━━━ Input material

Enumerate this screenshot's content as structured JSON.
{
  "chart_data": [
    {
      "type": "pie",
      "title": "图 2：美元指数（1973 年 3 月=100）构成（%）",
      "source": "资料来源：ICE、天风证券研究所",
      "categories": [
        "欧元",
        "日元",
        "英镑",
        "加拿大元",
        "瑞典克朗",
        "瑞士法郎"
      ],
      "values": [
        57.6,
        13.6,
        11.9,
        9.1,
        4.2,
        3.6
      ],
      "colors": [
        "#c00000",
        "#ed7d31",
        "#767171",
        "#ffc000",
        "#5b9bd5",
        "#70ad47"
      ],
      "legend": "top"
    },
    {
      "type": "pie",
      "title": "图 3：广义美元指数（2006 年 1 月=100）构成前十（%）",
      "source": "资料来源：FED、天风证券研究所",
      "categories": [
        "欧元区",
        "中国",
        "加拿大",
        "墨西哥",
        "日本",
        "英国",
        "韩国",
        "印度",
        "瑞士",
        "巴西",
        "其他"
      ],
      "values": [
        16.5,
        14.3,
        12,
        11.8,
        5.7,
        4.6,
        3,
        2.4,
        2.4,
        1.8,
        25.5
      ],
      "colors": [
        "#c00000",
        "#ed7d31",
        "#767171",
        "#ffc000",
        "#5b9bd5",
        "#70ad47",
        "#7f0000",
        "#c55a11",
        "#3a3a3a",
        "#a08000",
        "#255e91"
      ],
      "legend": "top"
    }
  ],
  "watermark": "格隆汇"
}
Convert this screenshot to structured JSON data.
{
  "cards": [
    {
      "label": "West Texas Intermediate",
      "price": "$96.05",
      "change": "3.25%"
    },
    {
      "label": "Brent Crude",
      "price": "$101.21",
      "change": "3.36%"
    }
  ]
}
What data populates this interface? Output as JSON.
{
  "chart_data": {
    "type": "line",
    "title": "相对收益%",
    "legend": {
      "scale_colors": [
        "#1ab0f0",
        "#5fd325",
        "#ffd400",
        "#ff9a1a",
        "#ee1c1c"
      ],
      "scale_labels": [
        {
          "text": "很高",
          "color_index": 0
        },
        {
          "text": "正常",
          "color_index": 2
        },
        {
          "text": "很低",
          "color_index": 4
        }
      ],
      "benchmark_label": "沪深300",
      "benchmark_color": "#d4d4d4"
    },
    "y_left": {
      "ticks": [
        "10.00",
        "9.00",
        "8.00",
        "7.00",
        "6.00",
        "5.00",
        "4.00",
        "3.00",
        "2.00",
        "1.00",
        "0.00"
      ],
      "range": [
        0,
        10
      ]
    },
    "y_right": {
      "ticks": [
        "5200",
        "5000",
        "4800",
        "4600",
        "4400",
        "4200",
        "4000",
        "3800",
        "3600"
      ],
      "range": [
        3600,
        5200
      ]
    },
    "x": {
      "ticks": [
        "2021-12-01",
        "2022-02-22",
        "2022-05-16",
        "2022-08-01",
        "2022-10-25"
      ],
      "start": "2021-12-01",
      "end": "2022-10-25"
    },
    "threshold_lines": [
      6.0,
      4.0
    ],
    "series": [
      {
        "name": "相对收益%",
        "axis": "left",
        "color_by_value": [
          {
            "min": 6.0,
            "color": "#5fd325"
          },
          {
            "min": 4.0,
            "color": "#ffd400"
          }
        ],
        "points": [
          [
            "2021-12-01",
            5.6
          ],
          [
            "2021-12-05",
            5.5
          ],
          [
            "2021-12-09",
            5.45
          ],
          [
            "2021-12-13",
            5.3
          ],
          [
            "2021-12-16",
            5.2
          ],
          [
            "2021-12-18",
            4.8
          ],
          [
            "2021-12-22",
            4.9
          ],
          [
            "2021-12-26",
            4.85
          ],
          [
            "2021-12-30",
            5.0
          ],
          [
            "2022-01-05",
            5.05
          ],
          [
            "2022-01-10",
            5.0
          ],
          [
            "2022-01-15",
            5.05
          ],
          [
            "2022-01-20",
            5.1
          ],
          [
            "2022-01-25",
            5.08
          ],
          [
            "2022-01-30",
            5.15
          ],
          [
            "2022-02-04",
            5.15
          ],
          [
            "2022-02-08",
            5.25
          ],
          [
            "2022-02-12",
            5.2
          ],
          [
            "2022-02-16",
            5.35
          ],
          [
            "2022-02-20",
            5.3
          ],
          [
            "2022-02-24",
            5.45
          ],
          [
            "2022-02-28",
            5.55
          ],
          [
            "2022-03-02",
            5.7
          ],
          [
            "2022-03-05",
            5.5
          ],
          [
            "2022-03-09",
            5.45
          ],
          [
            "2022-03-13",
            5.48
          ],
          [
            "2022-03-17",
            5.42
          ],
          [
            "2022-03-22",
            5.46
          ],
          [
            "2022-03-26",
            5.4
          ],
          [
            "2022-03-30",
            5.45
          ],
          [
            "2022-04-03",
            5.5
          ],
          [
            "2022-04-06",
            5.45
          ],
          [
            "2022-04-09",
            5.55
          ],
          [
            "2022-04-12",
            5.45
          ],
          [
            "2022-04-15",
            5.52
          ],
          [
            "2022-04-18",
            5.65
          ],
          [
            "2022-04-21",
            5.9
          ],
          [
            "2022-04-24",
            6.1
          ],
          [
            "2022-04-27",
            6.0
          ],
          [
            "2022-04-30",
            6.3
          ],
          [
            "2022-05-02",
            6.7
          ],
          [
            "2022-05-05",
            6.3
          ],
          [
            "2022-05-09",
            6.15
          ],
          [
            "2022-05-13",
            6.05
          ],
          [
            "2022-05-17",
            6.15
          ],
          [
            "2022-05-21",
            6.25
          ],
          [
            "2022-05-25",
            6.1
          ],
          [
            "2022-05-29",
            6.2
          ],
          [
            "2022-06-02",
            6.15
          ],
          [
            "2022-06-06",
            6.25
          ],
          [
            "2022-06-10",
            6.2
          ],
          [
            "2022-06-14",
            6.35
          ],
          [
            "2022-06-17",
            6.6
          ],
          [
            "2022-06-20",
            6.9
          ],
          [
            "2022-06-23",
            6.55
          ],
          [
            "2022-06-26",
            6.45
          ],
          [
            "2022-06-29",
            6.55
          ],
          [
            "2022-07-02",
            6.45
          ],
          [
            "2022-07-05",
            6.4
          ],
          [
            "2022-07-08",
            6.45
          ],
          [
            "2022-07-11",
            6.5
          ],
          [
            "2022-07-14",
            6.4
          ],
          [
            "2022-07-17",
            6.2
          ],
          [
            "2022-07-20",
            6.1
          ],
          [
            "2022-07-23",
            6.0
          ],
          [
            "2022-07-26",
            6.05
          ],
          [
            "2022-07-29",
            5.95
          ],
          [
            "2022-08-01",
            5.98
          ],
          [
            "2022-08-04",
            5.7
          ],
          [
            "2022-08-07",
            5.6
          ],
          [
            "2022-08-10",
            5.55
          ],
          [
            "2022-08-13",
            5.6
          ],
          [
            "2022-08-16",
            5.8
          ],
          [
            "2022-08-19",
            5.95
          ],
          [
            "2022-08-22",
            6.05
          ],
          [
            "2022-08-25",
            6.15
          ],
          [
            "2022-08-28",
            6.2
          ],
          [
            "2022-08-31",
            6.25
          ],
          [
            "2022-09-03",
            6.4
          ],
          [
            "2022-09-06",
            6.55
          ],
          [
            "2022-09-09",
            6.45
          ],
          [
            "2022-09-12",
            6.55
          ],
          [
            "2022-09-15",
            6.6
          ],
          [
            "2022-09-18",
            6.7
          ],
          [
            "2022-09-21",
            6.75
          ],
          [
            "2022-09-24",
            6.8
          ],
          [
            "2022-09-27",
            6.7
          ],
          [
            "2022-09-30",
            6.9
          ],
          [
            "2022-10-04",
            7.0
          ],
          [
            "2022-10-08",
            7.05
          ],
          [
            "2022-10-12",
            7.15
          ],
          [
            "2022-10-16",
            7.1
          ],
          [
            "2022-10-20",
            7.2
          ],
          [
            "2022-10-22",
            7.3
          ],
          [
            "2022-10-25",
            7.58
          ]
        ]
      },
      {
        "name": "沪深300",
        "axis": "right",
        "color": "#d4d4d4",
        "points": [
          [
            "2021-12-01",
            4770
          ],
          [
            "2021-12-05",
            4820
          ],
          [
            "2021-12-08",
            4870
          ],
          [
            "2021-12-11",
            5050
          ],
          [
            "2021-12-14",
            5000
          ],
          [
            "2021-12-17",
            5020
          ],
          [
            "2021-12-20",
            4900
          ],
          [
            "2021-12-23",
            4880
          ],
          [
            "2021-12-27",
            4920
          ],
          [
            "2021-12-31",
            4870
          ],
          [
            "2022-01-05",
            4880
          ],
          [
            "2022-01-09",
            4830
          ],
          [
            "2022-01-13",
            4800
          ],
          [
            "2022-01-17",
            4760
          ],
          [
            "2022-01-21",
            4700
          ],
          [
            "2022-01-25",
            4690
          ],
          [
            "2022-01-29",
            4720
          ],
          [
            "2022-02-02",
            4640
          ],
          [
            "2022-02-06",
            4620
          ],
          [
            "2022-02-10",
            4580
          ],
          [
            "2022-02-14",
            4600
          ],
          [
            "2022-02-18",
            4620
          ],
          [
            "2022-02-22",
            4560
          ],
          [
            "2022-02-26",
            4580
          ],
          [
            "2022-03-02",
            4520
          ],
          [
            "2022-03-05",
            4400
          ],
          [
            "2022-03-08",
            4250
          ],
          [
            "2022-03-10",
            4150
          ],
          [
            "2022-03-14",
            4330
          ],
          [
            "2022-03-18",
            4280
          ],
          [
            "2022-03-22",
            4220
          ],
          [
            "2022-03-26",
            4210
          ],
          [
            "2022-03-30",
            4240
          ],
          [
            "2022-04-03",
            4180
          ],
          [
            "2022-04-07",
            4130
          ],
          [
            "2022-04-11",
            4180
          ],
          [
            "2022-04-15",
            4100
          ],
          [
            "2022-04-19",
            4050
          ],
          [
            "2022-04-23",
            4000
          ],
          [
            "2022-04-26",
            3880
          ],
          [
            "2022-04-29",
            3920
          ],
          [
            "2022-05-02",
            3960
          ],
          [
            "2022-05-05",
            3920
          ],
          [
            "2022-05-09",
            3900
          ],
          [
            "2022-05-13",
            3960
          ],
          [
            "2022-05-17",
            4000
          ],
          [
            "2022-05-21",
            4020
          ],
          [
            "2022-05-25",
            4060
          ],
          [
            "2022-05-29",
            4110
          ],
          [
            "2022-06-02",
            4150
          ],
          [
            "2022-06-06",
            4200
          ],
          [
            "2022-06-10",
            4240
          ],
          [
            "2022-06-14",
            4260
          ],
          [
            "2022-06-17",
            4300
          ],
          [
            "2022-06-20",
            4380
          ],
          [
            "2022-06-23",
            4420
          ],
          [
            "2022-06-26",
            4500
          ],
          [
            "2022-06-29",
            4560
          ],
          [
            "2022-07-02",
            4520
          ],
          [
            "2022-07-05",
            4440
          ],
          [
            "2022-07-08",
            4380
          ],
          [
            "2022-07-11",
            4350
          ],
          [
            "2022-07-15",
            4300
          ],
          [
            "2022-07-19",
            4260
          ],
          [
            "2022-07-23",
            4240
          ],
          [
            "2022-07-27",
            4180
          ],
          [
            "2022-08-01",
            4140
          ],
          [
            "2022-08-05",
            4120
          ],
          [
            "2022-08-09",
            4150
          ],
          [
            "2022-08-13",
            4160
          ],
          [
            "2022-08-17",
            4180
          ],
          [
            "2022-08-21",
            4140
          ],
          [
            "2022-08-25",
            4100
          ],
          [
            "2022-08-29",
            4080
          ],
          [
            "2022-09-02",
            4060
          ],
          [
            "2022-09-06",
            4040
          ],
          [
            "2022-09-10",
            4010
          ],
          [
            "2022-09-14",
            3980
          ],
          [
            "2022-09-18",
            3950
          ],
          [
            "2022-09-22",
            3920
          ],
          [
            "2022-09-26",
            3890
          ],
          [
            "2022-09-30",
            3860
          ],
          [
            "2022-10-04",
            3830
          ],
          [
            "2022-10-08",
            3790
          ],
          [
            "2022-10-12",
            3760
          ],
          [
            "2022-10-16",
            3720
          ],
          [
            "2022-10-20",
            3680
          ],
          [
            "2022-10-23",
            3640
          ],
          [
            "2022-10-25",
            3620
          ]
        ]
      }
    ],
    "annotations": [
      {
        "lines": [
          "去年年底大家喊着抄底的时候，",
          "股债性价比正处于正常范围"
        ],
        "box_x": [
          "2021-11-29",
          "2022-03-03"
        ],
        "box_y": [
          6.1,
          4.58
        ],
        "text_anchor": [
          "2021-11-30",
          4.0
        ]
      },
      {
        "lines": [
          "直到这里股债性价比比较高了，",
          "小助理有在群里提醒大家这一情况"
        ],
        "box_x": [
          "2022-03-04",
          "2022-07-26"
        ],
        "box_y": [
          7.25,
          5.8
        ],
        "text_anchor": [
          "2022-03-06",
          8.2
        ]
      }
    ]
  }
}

━━━━━━

■ Exercise objective ■
Pull out all lines from the entries above in which the word "source" appears.

■ Exercise result ■
      "source": "资料来源：ICE、天风证券研究所",
      "source": "资料来源：FED、天风证券研究所",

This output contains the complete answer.